DATA FOR THIS TASK:
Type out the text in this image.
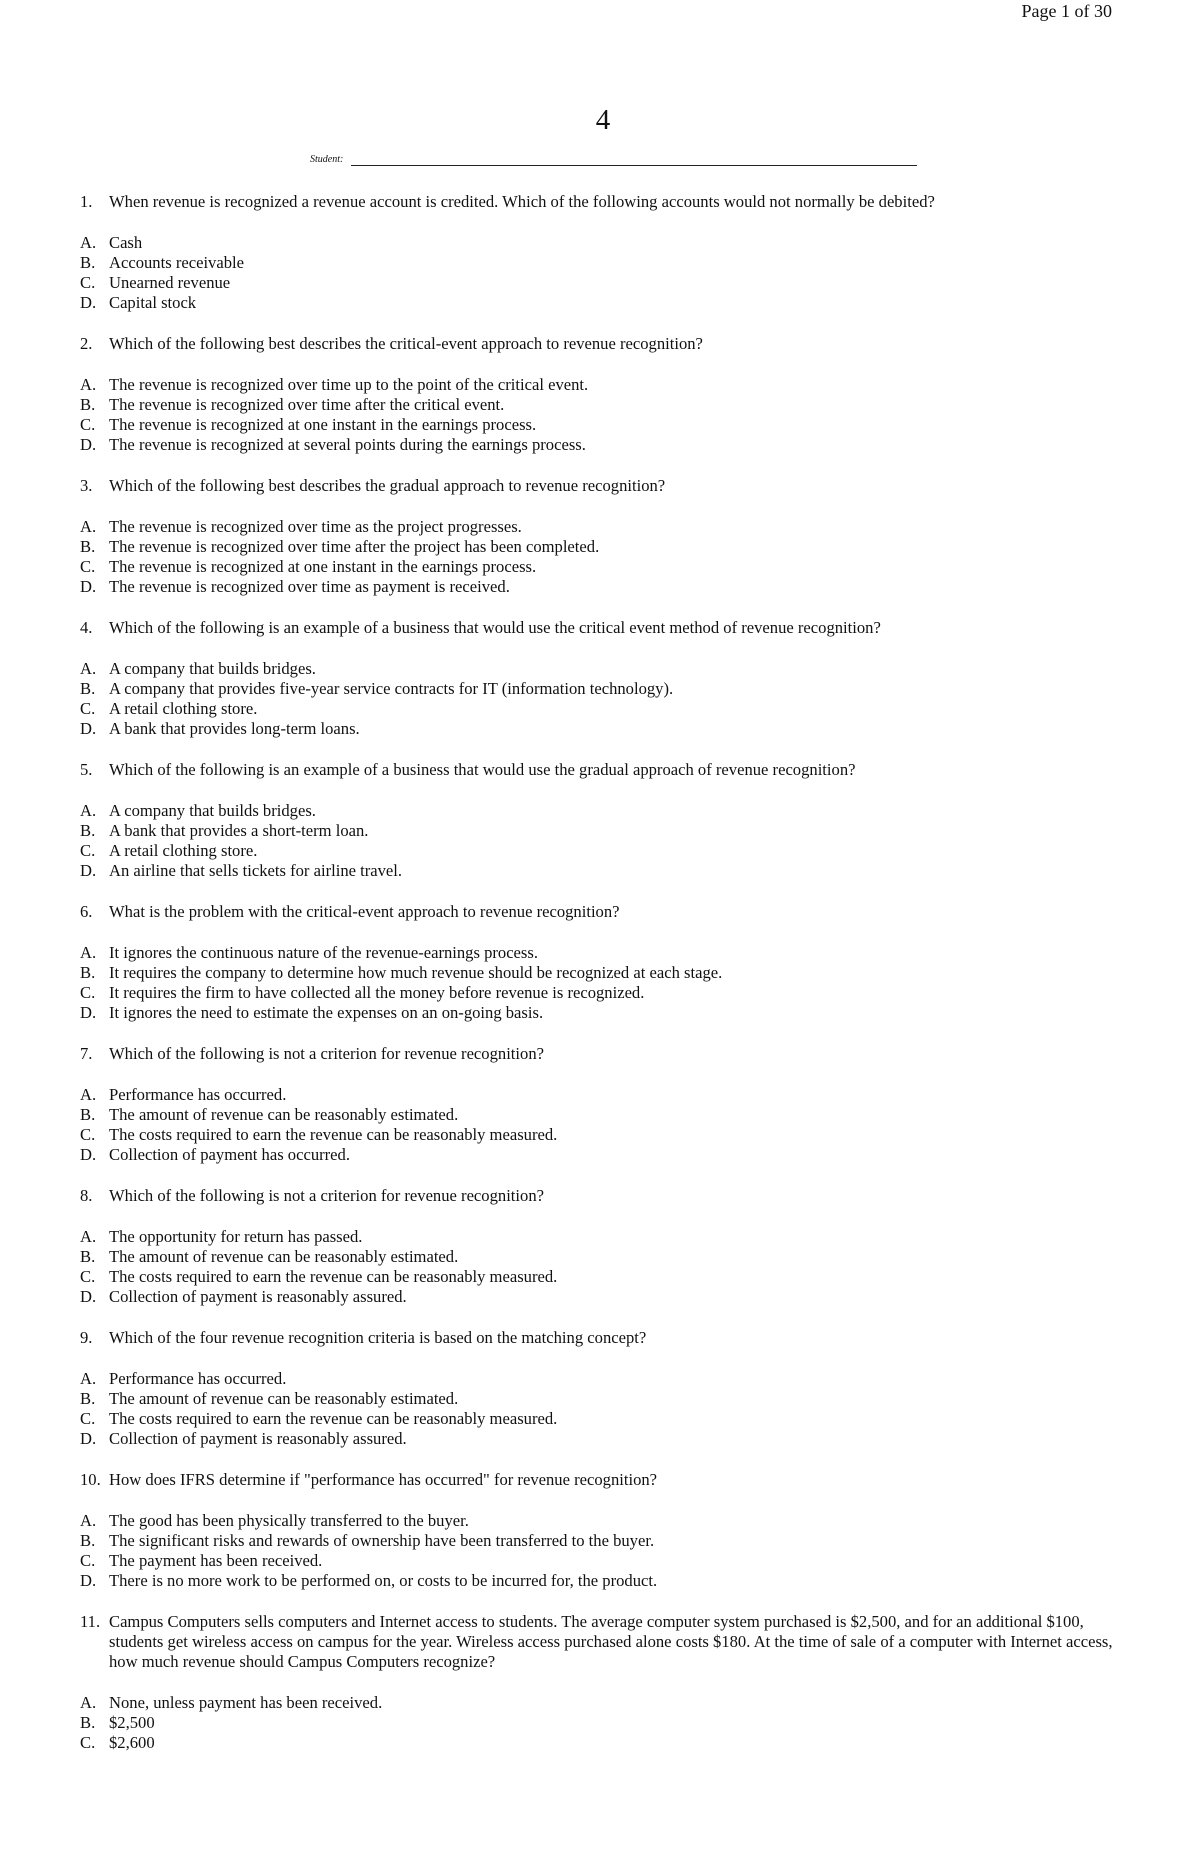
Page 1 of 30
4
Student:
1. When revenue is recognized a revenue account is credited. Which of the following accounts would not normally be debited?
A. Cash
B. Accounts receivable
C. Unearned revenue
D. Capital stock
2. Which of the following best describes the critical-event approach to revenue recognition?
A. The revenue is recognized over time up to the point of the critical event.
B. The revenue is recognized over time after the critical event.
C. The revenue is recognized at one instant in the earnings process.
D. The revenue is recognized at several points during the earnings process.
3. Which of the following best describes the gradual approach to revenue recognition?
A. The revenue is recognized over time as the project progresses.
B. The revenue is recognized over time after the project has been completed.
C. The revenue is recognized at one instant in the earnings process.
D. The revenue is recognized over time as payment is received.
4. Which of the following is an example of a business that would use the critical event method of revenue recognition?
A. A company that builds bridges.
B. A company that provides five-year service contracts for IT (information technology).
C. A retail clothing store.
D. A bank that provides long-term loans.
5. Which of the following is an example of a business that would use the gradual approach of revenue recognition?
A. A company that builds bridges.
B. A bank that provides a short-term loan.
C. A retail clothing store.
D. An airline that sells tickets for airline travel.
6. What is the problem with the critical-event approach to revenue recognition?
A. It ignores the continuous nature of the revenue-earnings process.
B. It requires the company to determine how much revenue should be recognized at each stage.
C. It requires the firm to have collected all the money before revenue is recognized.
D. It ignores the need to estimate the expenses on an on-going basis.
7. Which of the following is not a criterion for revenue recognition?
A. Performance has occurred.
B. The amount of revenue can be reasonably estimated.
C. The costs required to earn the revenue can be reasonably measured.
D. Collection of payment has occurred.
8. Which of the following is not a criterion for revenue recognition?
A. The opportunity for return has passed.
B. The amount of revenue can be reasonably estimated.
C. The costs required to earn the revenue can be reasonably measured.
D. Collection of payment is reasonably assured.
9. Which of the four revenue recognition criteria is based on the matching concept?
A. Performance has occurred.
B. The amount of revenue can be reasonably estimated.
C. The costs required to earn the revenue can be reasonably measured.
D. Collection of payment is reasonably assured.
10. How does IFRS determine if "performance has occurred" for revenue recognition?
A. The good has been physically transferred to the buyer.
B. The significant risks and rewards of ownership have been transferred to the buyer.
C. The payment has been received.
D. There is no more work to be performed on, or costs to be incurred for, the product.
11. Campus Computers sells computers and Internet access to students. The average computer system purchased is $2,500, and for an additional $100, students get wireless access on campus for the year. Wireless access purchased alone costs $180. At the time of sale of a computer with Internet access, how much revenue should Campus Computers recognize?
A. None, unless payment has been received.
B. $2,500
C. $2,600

GOAL:
Read the entries and pick out all lines that include the word "after".

SOLUTION TO THIS PROBLEM:
B. The revenue is recognized over time after the critical event.
B. The revenue is recognized over time after the project has been completed.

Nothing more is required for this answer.